GIVEN EXERCISE
Across the listing below, how many lines hold "When"? Reply with the number by itself.

-------- MATERIAL --------

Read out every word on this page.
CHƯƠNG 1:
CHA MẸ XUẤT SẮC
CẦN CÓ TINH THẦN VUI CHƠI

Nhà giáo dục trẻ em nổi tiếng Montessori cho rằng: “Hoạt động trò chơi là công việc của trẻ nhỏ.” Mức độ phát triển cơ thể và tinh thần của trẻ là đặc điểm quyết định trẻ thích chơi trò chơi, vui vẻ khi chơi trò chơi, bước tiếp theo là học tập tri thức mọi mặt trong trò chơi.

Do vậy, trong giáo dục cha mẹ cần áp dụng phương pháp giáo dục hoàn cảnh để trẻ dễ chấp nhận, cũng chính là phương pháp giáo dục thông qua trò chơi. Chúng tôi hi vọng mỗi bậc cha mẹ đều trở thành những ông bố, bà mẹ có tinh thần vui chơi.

--------
-------- MATERIAL --------

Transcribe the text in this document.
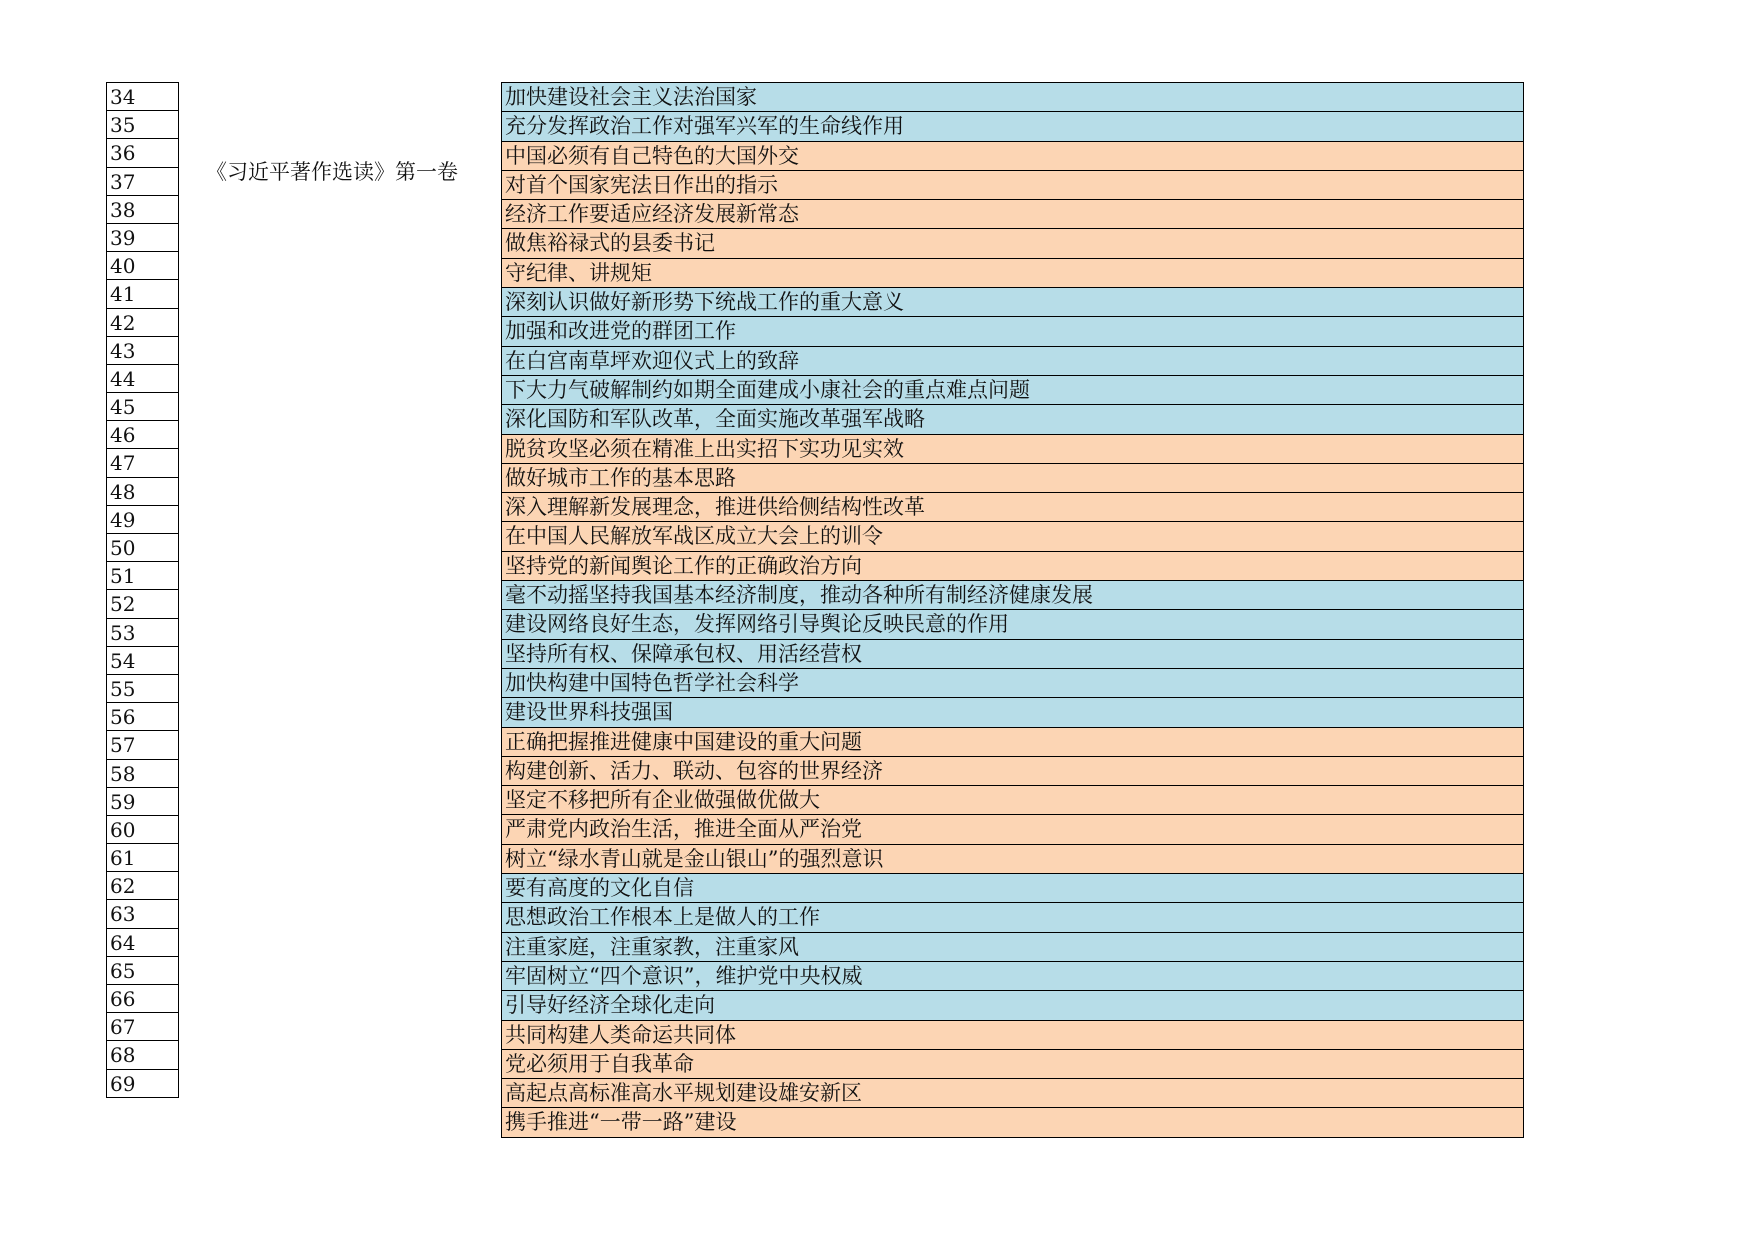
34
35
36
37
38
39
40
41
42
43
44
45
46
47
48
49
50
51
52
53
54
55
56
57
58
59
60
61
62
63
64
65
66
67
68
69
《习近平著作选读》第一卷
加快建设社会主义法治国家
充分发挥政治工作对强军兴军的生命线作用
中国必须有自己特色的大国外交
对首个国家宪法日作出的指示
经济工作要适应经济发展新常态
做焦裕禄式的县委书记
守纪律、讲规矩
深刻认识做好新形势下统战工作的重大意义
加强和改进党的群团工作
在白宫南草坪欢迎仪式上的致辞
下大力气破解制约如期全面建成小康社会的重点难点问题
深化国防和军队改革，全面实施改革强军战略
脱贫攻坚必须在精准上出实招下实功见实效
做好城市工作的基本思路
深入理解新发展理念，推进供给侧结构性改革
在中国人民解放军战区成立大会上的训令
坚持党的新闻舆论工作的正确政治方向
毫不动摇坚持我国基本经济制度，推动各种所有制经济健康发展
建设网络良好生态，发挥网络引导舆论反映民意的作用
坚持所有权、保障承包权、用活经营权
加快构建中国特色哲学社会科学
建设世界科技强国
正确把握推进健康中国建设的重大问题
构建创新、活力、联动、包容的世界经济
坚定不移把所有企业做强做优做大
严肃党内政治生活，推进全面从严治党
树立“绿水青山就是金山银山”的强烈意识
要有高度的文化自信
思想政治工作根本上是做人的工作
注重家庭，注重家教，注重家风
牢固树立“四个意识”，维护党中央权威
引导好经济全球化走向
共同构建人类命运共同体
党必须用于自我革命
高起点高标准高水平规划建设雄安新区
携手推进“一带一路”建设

--------
-------- MATERIAL --------

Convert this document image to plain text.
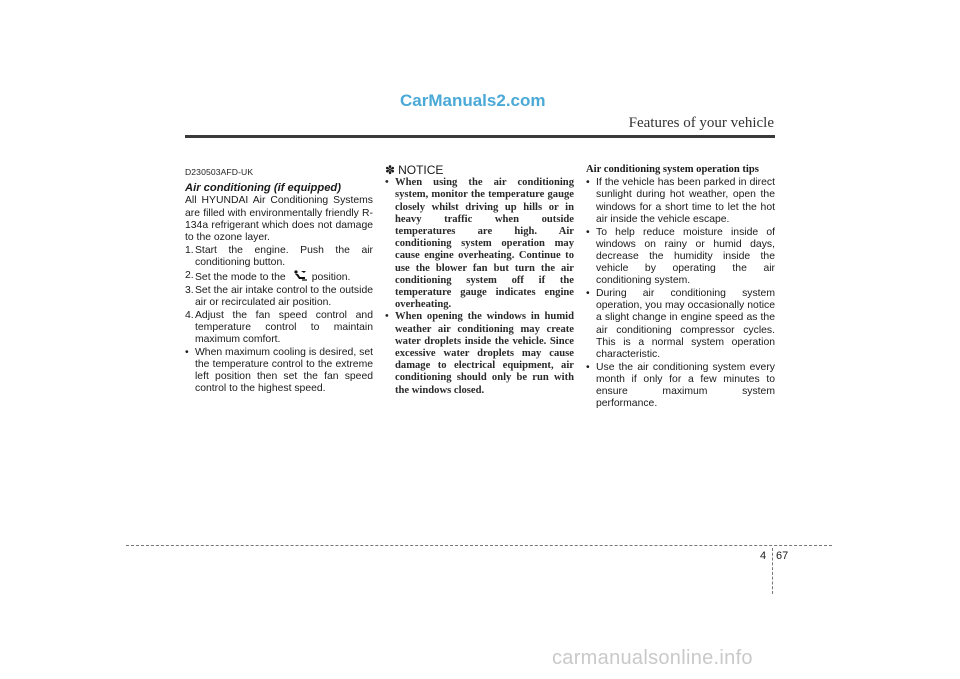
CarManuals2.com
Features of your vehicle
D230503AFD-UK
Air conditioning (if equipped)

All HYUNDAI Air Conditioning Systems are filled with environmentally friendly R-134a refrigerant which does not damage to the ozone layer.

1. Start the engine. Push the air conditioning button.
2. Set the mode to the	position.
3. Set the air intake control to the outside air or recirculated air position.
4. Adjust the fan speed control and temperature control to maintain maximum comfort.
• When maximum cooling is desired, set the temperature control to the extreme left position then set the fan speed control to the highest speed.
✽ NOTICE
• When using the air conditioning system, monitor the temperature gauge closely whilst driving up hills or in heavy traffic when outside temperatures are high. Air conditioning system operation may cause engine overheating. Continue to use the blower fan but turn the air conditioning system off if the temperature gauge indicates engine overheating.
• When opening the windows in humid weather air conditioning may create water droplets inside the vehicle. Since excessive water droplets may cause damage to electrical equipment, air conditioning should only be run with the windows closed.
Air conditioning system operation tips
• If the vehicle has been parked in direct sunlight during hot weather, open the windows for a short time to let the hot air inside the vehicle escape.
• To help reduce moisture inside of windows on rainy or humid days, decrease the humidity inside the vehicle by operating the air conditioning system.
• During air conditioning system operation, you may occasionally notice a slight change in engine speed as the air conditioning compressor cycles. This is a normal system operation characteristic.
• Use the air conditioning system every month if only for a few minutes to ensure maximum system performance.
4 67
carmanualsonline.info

--------

RESULT BELOW
3